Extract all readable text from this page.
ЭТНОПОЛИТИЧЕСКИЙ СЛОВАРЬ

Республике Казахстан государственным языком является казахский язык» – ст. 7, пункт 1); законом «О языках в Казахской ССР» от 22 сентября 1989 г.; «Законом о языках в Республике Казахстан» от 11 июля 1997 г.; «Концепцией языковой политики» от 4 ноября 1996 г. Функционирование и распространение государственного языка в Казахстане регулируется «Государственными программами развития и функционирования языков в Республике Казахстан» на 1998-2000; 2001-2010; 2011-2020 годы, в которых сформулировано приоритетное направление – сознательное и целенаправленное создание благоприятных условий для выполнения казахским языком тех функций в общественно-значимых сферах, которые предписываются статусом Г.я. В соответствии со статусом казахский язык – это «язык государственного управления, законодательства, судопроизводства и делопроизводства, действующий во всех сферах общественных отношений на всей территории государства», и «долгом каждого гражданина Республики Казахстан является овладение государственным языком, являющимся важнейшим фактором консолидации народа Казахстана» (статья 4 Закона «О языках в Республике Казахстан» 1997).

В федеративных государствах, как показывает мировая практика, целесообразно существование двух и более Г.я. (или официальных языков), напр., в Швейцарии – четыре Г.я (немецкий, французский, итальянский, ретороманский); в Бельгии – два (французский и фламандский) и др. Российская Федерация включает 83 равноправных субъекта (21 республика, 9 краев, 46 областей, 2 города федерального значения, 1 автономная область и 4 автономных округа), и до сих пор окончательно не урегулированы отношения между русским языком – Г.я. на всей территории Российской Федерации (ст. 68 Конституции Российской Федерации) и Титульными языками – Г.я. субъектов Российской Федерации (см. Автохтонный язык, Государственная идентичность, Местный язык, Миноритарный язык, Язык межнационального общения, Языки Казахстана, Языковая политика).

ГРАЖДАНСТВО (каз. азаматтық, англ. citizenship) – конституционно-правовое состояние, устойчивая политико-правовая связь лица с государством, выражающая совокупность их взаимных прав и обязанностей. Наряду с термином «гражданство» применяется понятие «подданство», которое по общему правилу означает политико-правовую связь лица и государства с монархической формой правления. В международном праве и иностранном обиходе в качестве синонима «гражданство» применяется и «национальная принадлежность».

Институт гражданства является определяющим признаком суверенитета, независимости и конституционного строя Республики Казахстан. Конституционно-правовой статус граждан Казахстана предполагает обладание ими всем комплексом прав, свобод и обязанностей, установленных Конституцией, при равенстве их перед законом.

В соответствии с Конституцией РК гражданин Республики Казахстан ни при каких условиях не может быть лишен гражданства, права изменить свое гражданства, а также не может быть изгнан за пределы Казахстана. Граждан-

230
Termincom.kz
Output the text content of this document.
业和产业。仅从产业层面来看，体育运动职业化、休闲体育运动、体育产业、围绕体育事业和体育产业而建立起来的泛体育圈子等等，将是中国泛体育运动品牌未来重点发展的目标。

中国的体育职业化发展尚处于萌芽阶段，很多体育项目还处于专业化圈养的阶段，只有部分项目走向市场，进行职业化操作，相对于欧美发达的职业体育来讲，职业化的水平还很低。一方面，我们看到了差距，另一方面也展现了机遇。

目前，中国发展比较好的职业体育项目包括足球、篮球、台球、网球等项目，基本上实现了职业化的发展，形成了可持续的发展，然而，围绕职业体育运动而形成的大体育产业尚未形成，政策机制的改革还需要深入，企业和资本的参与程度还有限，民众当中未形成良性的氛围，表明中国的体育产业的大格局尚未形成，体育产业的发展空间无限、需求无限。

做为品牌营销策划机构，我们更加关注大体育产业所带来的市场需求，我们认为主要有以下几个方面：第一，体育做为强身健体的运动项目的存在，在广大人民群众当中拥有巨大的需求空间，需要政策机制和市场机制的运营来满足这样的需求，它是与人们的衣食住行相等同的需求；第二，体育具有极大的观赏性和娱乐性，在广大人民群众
++++
• _Exercise prompt_
Gather all lines with the string "text" from the data.

• _Solution to this problem_
Extract all readable text from this page.
Output the text content of this document.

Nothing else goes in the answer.